• **What is required**: Find how many lines of the listing include the string "place", and report only that figure.

[begin Dataset excerpts]

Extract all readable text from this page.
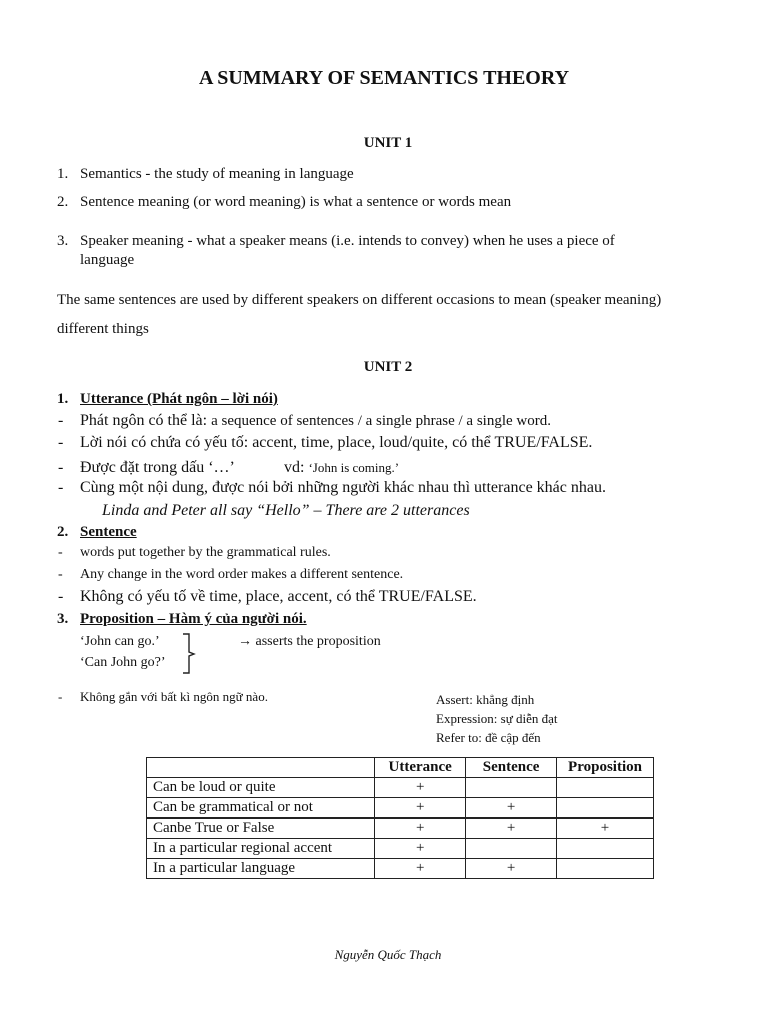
A SUMMARY OF SEMANTICS THEORY
UNIT 1
1. Semantics - the study of meaning in language
2. Sentence meaning (or word meaning) is what a sentence or words mean
3. Speaker meaning - what a speaker means (i.e. intends to convey) when he uses a piece of
language
The same sentences are used by different speakers on different occasions to mean (speaker meaning)
different things
UNIT 2
1. Utterance (Phát ngôn – lời nói)
- Phát ngôn có thể là: a sequence of sentences / a single phrase / a single word.
- Lời nói có chứa có yếu tố: accent, time, place, loud/quite, có thể TRUE/FALSE.
- Được đặt trong dấu ‘…’	vd: ‘John is coming.’
- Cùng một nội dung, được nói bởi những người khác nhau thì utterance khác nhau.
Linda and Peter all say “Hello” – There are 2 utterances
2. Sentence
- words put together by the grammatical rules.
- Any change in the word order makes a different sentence.
- Không có yếu tố về time, place, accent, có thể TRUE/FALSE.
3. Proposition – Hàm ý của người nói.
‘John can go.’
‘Can John go?’
→ asserts the proposition
- Không gắn với bất kì ngôn ngữ nào.	Assert: khẳng định
Expression: sự diễn đạt
Refer to: đề cập đến
	Utterance	Sentence	Proposition
Can be loud or quite	+		
Can be grammatical or not	+	+	
Canbe True or False	+	+	+
In a particular regional accent	+		
In a particular language	+	+	
Nguyễn Quốc Thạch
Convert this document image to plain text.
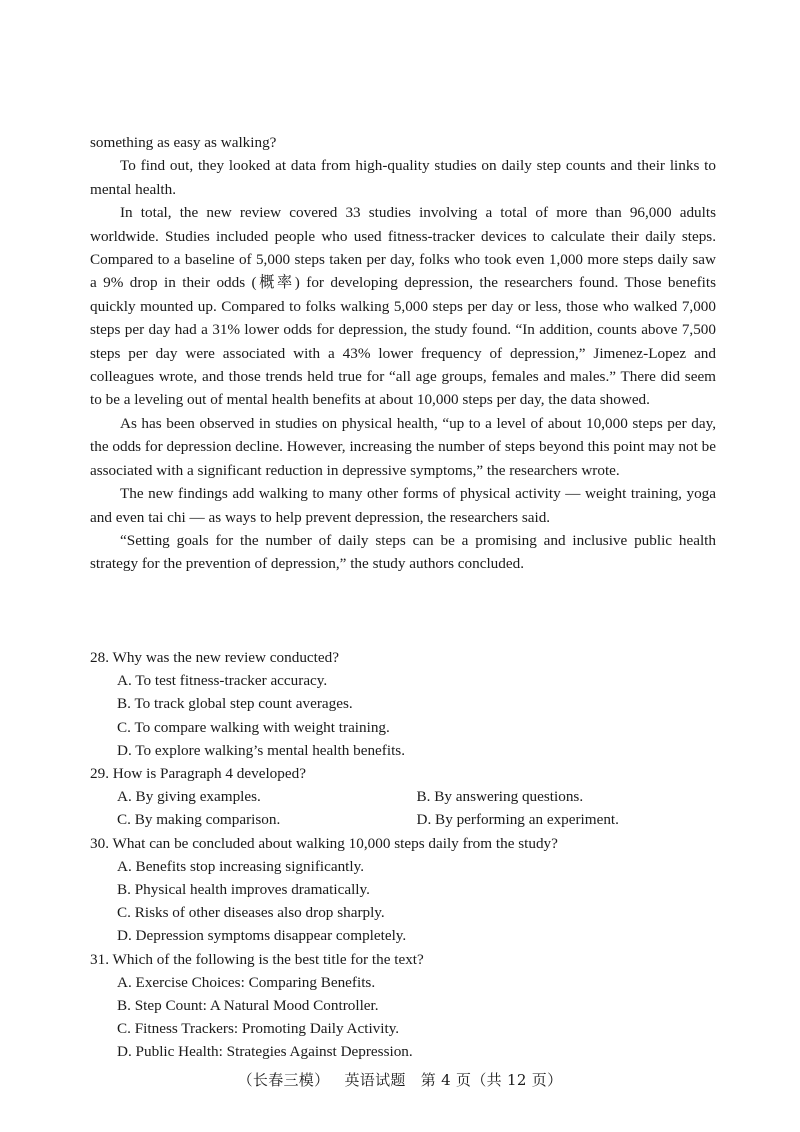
something as easy as walking?

To find out, they looked at data from high-quality studies on daily step counts and their links to mental health.

In total, the new review covered 33 studies involving a total of more than 96,000 adults worldwide. Studies included people who used fitness-tracker devices to calculate their daily steps. Compared to a baseline of 5,000 steps taken per day, folks who took even 1,000 more steps daily saw a 9% drop in their odds (概率) for developing depression, the researchers found. Those benefits quickly mounted up. Compared to folks walking 5,000 steps per day or less, those who walked 7,000 steps per day had a 31% lower odds for depression, the study found. “In addition, counts above 7,500 steps per day were associated with a 43% lower frequency of depression,” Jimenez-Lopez and colleagues wrote, and those trends held true for “all age groups, females and males.” There did seem to be a leveling out of mental health benefits at about 10,000 steps per day, the data showed.

As has been observed in studies on physical health, “up to a level of about 10,000 steps per day, the odds for depression decline. However, increasing the number of steps beyond this point may not be associated with a significant reduction in depressive symptoms,” the researchers wrote.

The new findings add walking to many other forms of physical activity — weight training, yoga and even tai chi — as ways to help prevent depression, the researchers said.

“Setting goals for the number of daily steps can be a promising and inclusive public health strategy for the prevention of depression,” the study authors concluded.

28. Why was the new review conducted?

A. To test fitness-tracker accuracy.

B. To track global step count averages.

C. To compare walking with weight training.

D. To explore walking’s mental health benefits.

29. How is Paragraph 4 developed?

A. By giving examples.	B. By answering questions.
C. By making comparison.	D. By performing an experiment.

30. What can be concluded about walking 10,000 steps daily from the study?

A. Benefits stop increasing significantly.

B. Physical health improves dramatically.

C. Risks of other diseases also drop sharply.

D. Depression symptoms disappear completely.

31. Which of the following is the best title for the text?

A. Exercise Choices: Comparing Benefits.

B. Step Count: A Natural Mood Controller.

C. Fitness Trackers: Promoting Daily Activity.

D. Public Health: Strategies Against Depression.

（长春三模） 英语试题 第 4 页（共 12 页）
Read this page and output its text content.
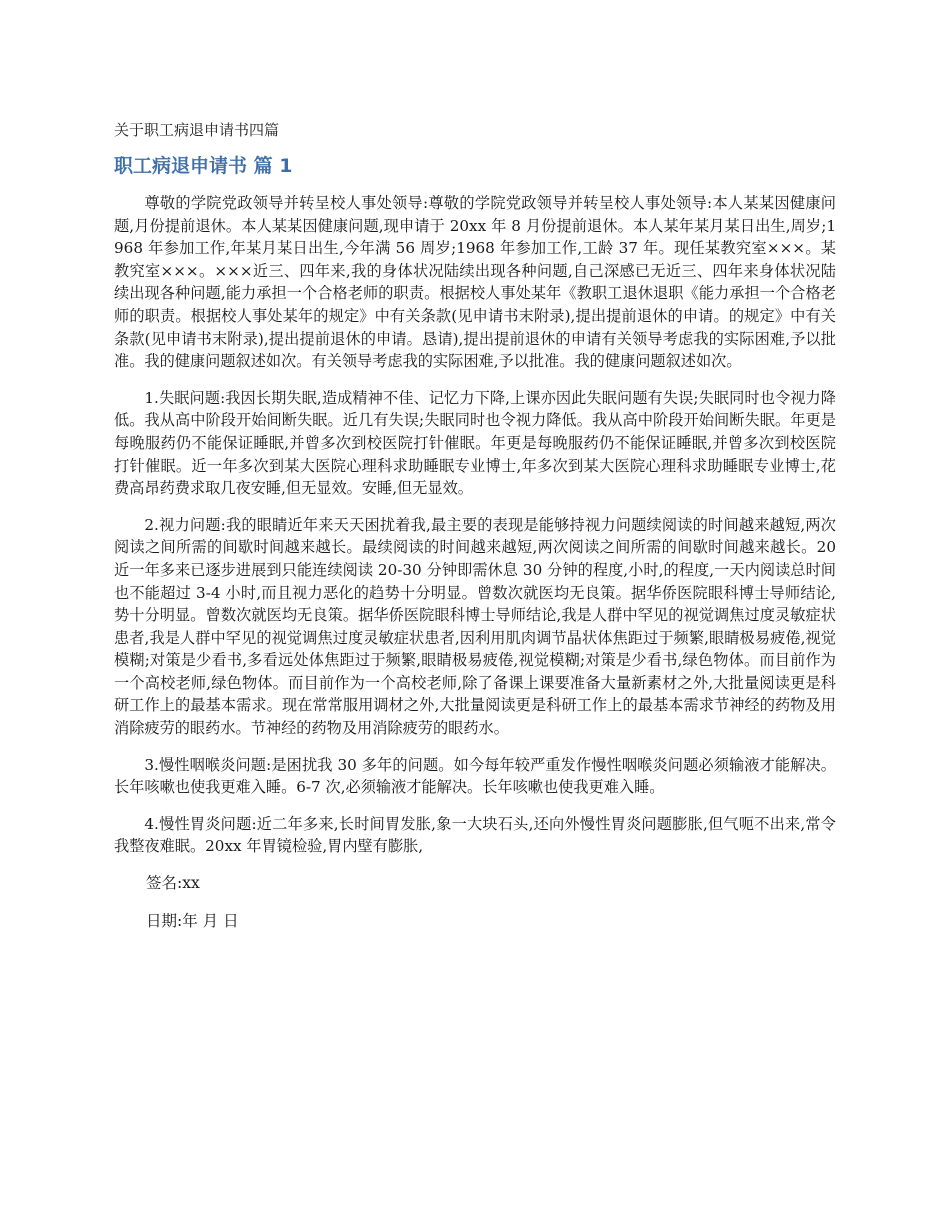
关于职工病退申请书四篇
职工病退申请书 篇 1

尊敬的学院党政领导并转呈校人事处领导:尊敬的学院党政领导并转呈校人事处领导:本人某某因健康问题,月份提前退休。本人某某因健康问题,现申请于 20xx 年 8 月份提前退休。本人某年某月某日出生,周岁;1968 年参加工作,年某月某日出生,今年满 56 周岁;1968 年参加工作,工龄 37 年。现任某教究室×××。某教究室×××。×××近三、四年来,我的身体状况陆续出现各种问题,自己深感已无近三、四年来身体状况陆续出现各种问题,能力承担一个合格老师的职责。根据校人事处某年《教职工退休退职《能力承担一个合格老师的职责。根据校人事处某年的规定》中有关条款(见申请书末附录),提出提前退休的申请。的规定》中有关条款(见申请书末附录),提出提前退休的申请。恳请),提出提前退休的申请有关领导考虑我的实际困难,予以批准。我的健康问题叙述如次。有关领导考虑我的实际困难,予以批准。我的健康问题叙述如次。

1.失眠问题:我因长期失眠,造成精神不佳、记忆力下降,上课亦因此失眠问题有失误;失眠同时也令视力降低。我从高中阶段开始间断失眠。近几有失误;失眠同时也令视力降低。我从高中阶段开始间断失眠。年更是每晚服药仍不能保证睡眠,并曾多次到校医院打针催眠。年更是每晚服药仍不能保证睡眠,并曾多次到校医院打针催眠。近一年多次到某大医院心理科求助睡眠专业博士,年多次到某大医院心理科求助睡眠专业博士,花费高昂药费求取几夜安睡,但无显效。安睡,但无显效。

2.视力问题:我的眼睛近年来天天困扰着我,最主要的表现是能够持视力问题续阅读的时间越来越短,两次阅读之间所需的间歇时间越来越长。最续阅读的时间越来越短,两次阅读之间所需的间歇时间越来越长。20 近一年多来已逐步进展到只能连续阅读 20-30 分钟即需休息 30 分钟的程度,小时,的程度,一天内阅读总时间也不能超过 3-4 小时,而且视力恶化的趋势十分明显。曾数次就医均无良策。据华侨医院眼科博士导师结论,势十分明显。曾数次就医均无良策。据华侨医院眼科博士导师结论,我是人群中罕见的视觉调焦过度灵敏症状患者,我是人群中罕见的视觉调焦过度灵敏症状患者,因利用肌肉调节晶状体焦距过于频繁,眼睛极易疲倦,视觉模糊;对策是少看书,多看远处体焦距过于频繁,眼睛极易疲倦,视觉模糊;对策是少看书,绿色物体。而目前作为一个高校老师,绿色物体。而目前作为一个高校老师,除了备课上课要准备大量新素材之外,大批量阅读更是科研工作上的最基本需求。现在常常服用调材之外,大批量阅读更是科研工作上的最基本需求节神经的药物及用消除疲劳的眼药水。节神经的药物及用消除疲劳的眼药水。

3.慢性咽喉炎问题:是困扰我 30 多年的问题。如今每年较严重发作慢性咽喉炎问题必须输液才能解决。长年咳嗽也使我更难入睡。6-7 次,必须输液才能解决。长年咳嗽也使我更难入睡。

4.慢性胃炎问题:近二年多来,长时间胃发胀,象一大块石头,还向外慢性胃炎问题膨胀,但气呃不出来,常令我整夜难眠。20xx 年胃镜检验,胃内壁有膨胀,

签名:xx
日期:年 月 日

[end Dataset excerpts]

• **Exercise response**: 2